Read the data and repeat it in full, exactly.

* start Entries supplied *

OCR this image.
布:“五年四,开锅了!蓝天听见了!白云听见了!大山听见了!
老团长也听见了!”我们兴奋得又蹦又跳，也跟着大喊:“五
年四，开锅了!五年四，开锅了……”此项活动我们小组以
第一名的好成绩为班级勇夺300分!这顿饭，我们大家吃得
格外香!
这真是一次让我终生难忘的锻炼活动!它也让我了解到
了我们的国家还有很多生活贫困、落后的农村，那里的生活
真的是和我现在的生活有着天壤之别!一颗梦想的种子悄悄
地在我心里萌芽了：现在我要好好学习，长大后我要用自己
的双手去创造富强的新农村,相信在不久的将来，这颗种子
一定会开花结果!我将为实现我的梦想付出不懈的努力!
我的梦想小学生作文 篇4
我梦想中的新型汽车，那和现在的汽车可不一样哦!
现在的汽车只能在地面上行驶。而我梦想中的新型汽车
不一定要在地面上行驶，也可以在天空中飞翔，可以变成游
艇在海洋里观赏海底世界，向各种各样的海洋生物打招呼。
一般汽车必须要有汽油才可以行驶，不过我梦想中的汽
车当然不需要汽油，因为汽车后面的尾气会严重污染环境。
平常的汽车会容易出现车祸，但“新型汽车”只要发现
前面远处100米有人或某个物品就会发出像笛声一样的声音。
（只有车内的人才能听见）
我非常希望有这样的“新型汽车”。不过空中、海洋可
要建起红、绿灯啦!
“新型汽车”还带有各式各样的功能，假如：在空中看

* end Entries supplied *

> **Final result**
OCR this image.
布:“五年四,开锅了!蓝天听见了!白云听见了!大山听见了!
老团长也听见了!”我们兴奋得又蹦又跳，也跟着大喊:“五
年四，开锅了!五年四，开锅了……”此项活动我们小组以
第一名的好成绩为班级勇夺300分!这顿饭，我们大家吃得
格外香!
这真是一次让我终生难忘的锻炼活动!它也让我了解到
了我们的国家还有很多生活贫困、落后的农村，那里的生活
真的是和我现在的生活有着天壤之别!一颗梦想的种子悄悄
地在我心里萌芽了：现在我要好好学习，长大后我要用自己
的双手去创造富强的新农村,相信在不久的将来，这颗种子
一定会开花结果!我将为实现我的梦想付出不懈的努力!
我的梦想小学生作文 篇4
我梦想中的新型汽车，那和现在的汽车可不一样哦!
现在的汽车只能在地面上行驶。而我梦想中的新型汽车
不一定要在地面上行驶，也可以在天空中飞翔，可以变成游
艇在海洋里观赏海底世界，向各种各样的海洋生物打招呼。
一般汽车必须要有汽油才可以行驶，不过我梦想中的汽
车当然不需要汽油，因为汽车后面的尾气会严重污染环境。
平常的汽车会容易出现车祸，但“新型汽车”只要发现
前面远处100米有人或某个物品就会发出像笛声一样的声音。
（只有车内的人才能听见）
我非常希望有这样的“新型汽车”。不过空中、海洋可
要建起红、绿灯啦!
“新型汽车”还带有各式各样的功能，假如：在空中看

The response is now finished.